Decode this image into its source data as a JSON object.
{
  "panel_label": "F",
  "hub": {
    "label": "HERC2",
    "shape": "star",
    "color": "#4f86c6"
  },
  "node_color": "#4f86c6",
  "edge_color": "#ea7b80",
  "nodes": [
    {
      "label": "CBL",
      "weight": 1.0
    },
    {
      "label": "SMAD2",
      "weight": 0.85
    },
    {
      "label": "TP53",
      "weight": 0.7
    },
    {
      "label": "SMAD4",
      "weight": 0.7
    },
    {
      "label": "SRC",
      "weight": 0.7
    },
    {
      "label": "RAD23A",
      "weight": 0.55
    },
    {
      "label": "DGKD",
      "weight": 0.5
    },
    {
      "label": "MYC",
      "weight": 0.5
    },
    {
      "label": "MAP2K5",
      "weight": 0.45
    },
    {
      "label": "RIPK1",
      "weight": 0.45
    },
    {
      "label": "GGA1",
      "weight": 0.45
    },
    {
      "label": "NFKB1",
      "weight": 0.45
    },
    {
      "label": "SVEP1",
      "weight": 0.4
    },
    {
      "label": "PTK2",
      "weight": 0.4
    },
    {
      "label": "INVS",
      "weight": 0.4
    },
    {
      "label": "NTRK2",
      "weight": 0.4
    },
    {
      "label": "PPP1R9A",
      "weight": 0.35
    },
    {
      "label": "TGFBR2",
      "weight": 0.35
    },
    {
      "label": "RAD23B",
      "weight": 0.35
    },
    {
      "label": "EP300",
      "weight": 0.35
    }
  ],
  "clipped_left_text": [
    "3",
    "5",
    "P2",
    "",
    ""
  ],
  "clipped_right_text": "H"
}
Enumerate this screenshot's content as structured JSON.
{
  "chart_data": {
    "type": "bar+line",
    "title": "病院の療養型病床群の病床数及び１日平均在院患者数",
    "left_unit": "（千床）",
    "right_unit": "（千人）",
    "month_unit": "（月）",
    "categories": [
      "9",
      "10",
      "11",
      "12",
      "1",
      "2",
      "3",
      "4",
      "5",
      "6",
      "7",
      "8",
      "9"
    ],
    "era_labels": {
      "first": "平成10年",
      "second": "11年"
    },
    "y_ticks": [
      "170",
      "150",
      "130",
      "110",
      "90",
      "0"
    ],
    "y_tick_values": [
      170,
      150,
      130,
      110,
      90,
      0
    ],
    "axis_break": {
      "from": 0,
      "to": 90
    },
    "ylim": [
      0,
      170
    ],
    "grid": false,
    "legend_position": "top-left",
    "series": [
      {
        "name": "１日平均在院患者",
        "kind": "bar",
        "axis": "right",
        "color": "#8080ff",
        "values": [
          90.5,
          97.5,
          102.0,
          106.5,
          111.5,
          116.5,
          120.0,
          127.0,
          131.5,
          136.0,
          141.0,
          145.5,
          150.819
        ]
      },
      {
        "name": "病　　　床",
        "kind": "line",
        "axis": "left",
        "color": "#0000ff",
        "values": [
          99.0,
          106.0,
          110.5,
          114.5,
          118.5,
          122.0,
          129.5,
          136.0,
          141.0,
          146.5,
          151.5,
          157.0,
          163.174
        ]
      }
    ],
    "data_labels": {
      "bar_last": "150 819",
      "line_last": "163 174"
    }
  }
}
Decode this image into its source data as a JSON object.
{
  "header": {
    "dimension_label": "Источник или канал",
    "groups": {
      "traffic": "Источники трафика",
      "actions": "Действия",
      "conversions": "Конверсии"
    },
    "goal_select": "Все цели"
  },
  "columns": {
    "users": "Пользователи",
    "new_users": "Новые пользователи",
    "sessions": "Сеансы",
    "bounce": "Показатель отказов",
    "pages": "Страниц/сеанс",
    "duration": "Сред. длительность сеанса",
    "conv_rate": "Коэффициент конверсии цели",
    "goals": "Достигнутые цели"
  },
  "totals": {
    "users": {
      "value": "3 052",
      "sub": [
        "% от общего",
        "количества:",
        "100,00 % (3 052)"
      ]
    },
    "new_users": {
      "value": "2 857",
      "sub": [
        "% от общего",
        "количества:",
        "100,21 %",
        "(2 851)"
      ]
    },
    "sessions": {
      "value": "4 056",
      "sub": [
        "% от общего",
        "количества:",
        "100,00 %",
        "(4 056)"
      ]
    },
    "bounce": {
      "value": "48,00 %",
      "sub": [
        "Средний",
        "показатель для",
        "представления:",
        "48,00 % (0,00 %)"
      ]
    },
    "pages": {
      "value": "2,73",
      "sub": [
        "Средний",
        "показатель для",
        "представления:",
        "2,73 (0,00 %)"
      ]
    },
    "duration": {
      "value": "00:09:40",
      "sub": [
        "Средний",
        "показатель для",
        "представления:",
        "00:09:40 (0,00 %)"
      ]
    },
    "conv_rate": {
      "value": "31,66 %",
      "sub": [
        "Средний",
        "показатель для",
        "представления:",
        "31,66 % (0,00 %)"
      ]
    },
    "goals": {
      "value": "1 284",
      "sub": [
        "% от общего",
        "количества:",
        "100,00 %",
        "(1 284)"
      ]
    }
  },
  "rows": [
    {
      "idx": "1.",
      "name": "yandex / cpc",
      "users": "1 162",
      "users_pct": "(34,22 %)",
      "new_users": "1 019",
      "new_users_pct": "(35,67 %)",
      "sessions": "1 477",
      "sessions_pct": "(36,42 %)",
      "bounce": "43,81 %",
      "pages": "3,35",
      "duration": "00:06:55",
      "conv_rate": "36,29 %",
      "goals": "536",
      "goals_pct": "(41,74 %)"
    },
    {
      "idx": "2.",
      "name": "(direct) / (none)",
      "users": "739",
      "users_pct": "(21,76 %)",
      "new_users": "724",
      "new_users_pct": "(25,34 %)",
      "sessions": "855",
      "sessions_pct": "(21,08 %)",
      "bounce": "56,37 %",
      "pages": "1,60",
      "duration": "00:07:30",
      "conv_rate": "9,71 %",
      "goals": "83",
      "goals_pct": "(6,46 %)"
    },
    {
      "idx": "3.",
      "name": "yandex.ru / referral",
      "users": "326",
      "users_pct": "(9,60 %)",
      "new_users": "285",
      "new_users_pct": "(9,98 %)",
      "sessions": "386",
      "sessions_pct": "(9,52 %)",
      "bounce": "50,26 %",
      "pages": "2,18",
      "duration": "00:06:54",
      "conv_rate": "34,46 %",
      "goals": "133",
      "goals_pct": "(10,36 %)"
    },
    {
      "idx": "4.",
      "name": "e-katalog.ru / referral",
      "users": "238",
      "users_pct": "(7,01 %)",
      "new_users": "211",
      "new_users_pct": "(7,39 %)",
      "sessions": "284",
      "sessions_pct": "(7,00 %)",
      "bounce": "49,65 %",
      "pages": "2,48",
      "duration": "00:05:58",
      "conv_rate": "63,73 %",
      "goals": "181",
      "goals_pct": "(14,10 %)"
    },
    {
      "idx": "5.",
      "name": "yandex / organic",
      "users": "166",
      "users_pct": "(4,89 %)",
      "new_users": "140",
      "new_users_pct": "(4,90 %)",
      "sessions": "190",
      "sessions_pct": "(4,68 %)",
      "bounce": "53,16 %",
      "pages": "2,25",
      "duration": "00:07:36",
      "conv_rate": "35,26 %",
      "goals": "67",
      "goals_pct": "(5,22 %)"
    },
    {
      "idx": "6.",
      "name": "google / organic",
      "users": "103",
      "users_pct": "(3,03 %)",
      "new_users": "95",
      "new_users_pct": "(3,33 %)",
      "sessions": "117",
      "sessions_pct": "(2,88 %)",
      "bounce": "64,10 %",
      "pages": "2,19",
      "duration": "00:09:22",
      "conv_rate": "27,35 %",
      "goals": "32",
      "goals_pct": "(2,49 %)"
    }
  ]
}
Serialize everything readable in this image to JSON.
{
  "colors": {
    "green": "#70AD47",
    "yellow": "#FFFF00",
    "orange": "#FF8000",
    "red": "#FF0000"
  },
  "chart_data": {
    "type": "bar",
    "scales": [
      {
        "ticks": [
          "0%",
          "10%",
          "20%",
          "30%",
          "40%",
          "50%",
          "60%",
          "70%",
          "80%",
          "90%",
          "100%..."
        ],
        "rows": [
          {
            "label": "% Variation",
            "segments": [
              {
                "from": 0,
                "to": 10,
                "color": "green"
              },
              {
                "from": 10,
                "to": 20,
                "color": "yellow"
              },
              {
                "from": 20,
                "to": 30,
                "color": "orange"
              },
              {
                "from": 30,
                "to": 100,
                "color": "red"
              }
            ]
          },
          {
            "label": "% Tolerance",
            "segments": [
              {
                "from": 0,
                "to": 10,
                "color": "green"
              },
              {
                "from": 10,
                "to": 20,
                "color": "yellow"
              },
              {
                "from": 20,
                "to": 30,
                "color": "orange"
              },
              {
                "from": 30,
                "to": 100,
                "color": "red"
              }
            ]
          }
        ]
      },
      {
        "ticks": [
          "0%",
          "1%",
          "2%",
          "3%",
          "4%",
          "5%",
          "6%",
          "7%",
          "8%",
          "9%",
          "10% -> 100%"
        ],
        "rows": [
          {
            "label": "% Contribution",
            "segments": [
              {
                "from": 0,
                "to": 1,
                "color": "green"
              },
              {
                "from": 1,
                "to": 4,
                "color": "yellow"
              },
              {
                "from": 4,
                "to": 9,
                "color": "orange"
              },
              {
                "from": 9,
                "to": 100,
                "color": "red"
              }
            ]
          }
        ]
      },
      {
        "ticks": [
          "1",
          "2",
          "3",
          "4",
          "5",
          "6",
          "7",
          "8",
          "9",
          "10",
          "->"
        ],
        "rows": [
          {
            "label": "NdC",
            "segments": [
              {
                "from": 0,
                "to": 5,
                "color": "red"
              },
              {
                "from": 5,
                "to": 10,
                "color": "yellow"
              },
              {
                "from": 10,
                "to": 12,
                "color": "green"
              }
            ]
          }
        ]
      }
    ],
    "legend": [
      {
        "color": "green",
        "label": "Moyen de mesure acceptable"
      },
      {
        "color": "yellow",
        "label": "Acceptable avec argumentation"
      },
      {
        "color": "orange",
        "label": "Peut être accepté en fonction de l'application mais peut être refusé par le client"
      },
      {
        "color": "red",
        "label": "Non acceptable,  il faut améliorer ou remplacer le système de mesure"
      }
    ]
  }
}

• WHAT TO WORK ON:
Read through the entries and copy every line that includes "name".

• EXERCISE ANSWER:
        "name": "１日平均在院患者",
        "name": "病　　　床",
      "name": "yandex / cpc",
      "name": "(direct) / (none)",
      "name": "yandex.ru / referral",
      "name": "e-katalog.ru / referral",
      "name": "yandex / organic",
      "name": "google / organic",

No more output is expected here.